*WHAT NEEDS TO BE DONE:*
Would you copy out the whole listing exactly as given?

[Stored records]
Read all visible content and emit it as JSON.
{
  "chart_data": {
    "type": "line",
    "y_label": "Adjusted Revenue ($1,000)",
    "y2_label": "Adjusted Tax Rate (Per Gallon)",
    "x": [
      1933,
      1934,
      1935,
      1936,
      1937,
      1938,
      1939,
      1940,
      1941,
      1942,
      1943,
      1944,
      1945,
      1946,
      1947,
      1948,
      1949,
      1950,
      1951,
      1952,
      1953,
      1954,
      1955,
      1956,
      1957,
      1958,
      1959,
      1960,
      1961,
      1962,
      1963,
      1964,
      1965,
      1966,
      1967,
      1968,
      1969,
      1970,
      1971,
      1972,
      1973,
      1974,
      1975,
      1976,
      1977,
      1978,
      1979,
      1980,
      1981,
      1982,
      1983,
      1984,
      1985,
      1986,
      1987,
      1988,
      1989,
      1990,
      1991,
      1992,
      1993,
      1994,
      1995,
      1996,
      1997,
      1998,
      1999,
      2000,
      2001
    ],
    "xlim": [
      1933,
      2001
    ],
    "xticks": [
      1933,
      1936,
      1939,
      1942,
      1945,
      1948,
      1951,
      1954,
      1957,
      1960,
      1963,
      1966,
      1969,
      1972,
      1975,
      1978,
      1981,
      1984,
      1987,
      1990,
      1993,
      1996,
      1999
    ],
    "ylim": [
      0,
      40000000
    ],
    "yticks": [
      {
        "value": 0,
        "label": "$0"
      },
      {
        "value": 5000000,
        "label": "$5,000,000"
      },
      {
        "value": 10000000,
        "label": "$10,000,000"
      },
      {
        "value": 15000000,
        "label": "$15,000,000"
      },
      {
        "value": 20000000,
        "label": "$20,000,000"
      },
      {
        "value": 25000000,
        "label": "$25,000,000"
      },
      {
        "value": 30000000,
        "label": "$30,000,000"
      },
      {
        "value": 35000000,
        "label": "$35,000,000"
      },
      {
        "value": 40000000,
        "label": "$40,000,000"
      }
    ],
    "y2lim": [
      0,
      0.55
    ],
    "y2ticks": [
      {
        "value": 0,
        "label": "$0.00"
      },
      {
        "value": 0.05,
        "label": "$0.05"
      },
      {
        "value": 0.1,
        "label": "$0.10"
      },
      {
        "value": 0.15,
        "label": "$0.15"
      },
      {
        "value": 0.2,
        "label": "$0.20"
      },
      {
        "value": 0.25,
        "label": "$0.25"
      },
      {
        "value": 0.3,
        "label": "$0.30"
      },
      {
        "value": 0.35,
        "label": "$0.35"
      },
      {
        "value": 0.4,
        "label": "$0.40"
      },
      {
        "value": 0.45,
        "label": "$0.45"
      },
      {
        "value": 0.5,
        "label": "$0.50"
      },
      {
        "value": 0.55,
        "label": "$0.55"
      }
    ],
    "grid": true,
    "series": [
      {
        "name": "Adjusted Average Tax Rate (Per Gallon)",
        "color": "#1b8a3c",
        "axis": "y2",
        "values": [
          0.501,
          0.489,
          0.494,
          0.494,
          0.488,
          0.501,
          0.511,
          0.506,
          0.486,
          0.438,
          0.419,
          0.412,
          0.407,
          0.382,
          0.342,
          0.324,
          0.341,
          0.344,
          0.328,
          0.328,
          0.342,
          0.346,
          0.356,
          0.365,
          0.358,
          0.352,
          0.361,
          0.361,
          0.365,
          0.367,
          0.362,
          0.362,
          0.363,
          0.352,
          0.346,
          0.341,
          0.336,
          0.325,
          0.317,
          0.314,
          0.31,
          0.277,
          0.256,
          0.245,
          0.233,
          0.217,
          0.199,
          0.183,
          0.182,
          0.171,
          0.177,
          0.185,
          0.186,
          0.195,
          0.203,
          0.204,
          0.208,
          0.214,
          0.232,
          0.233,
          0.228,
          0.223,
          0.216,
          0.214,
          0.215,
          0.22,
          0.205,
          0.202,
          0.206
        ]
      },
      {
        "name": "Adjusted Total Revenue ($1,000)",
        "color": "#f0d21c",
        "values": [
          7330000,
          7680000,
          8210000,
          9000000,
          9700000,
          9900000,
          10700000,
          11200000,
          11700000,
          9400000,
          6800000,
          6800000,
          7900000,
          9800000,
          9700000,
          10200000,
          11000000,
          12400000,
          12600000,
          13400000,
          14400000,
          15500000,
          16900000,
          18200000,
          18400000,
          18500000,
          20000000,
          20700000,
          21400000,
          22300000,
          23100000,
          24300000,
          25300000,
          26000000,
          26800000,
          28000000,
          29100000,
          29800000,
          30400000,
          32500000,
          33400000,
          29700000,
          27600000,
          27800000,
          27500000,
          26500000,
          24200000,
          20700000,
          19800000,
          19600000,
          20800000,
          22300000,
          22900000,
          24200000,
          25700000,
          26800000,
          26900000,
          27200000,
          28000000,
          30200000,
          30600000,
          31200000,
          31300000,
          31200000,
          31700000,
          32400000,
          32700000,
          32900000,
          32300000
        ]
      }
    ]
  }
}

*IN RESPONSE:*
Read all visible content and emit it as JSON.
{
  "chart_data": {
    "type": "line",
    "y_label": "Adjusted Revenue ($1,000)",
    "y2_label": "Adjusted Tax Rate (Per Gallon)",
    "x": [
      1933,
      1934,
      1935,
      1936,
      1937,
      1938,
      1939,
      1940,
      1941,
      1942,
      1943,
      1944,
      1945,
      1946,
      1947,
      1948,
      1949,
      1950,
      1951,
      1952,
      1953,
      1954,
      1955,
      1956,
      1957,
      1958,
      1959,
      1960,
      1961,
      1962,
      1963,
      1964,
      1965,
      1966,
      1967,
      1968,
      1969,
      1970,
      1971,
      1972,
      1973,
      1974,
      1975,
      1976,
      1977,
      1978,
      1979,
      1980,
      1981,
      1982,
      1983,
      1984,
      1985,
      1986,
      1987,
      1988,
      1989,
      1990,
      1991,
      1992,
      1993,
      1994,
      1995,
      1996,
      1997,
      1998,
      1999,
      2000,
      2001
    ],
    "xlim": [
      1933,
      2001
    ],
    "xticks": [
      1933,
      1936,
      1939,
      1942,
      1945,
      1948,
      1951,
      1954,
      1957,
      1960,
      1963,
      1966,
      1969,
      1972,
      1975,
      1978,
      1981,
      1984,
      1987,
      1990,
      1993,
      1996,
      1999
    ],
    "ylim": [
      0,
      40000000
    ],
    "yticks": [
      {
        "value": 0,
        "label": "$0"
      },
      {
        "value": 5000000,
        "label": "$5,000,000"
      },
      {
        "value": 10000000,
        "label": "$10,000,000"
      },
      {
        "value": 15000000,
        "label": "$15,000,000"
      },
      {
        "value": 20000000,
        "label": "$20,000,000"
      },
      {
        "value": 25000000,
        "label": "$25,000,000"
      },
      {
        "value": 30000000,
        "label": "$30,000,000"
      },
      {
        "value": 35000000,
        "label": "$35,000,000"
      },
      {
        "value": 40000000,
        "label": "$40,000,000"
      }
    ],
    "y2lim": [
      0,
      0.55
    ],
    "y2ticks": [
      {
        "value": 0,
        "label": "$0.00"
      },
      {
        "value": 0.05,
        "label": "$0.05"
      },
      {
        "value": 0.1,
        "label": "$0.10"
      },
      {
        "value": 0.15,
        "label": "$0.15"
      },
      {
        "value": 0.2,
        "label": "$0.20"
      },
      {
        "value": 0.25,
        "label": "$0.25"
      },
      {
        "value": 0.3,
        "label": "$0.30"
      },
      {
        "value": 0.35,
        "label": "$0.35"
      },
      {
        "value": 0.4,
        "label": "$0.40"
      },
      {
        "value": 0.45,
        "label": "$0.45"
      },
      {
        "value": 0.5,
        "label": "$0.50"
      },
      {
        "value": 0.55,
        "label": "$0.55"
      }
    ],
    "grid": true,
    "series": [
      {
        "name": "Adjusted Average Tax Rate (Per Gallon)",
        "color": "#1b8a3c",
        "axis": "y2",
        "values": [
          0.501,
          0.489,
          0.494,
          0.494,
          0.488,
          0.501,
          0.511,
          0.506,
          0.486,
          0.438,
          0.419,
          0.412,
          0.407,
          0.382,
          0.342,
          0.324,
          0.341,
          0.344,
          0.328,
          0.328,
          0.342,
          0.346,
          0.356,
          0.365,
          0.358,
          0.352,
          0.361,
          0.361,
          0.365,
          0.367,
          0.362,
          0.362,
          0.363,
          0.352,
          0.346,
          0.341,
          0.336,
          0.325,
          0.317,
          0.314,
          0.31,
          0.277,
          0.256,
          0.245,
          0.233,
          0.217,
          0.199,
          0.183,
          0.182,
          0.171,
          0.177,
          0.185,
          0.186,
          0.195,
          0.203,
          0.204,
          0.208,
          0.214,
          0.232,
          0.233,
          0.228,
          0.223,
          0.216,
          0.214,
          0.215,
          0.22,
          0.205,
          0.202,
          0.206
        ]
      },
      {
        "name": "Adjusted Total Revenue ($1,000)",
        "color": "#f0d21c",
        "values": [
          7330000,
          7680000,
          8210000,
          9000000,
          9700000,
          9900000,
          10700000,
          11200000,
          11700000,
          9400000,
          6800000,
          6800000,
          7900000,
          9800000,
          9700000,
          10200000,
          11000000,
          12400000,
          12600000,
          13400000,
          14400000,
          15500000,
          16900000,
          18200000,
          18400000,
          18500000,
          20000000,
          20700000,
          21400000,
          22300000,
          23100000,
          24300000,
          25300000,
          26000000,
          26800000,
          28000000,
          29100000,
          29800000,
          30400000,
          32500000,
          33400000,
          29700000,
          27600000,
          27800000,
          27500000,
          26500000,
          24200000,
          20700000,
          19800000,
          19600000,
          20800000,
          22300000,
          22900000,
          24200000,
          25700000,
          26800000,
          26900000,
          27200000,
          28000000,
          30200000,
          30600000,
          31200000,
          31300000,
          31200000,
          31700000,
          32400000,
          32700000,
          32900000,
          32300000
        ]
      }
    ]
  }
}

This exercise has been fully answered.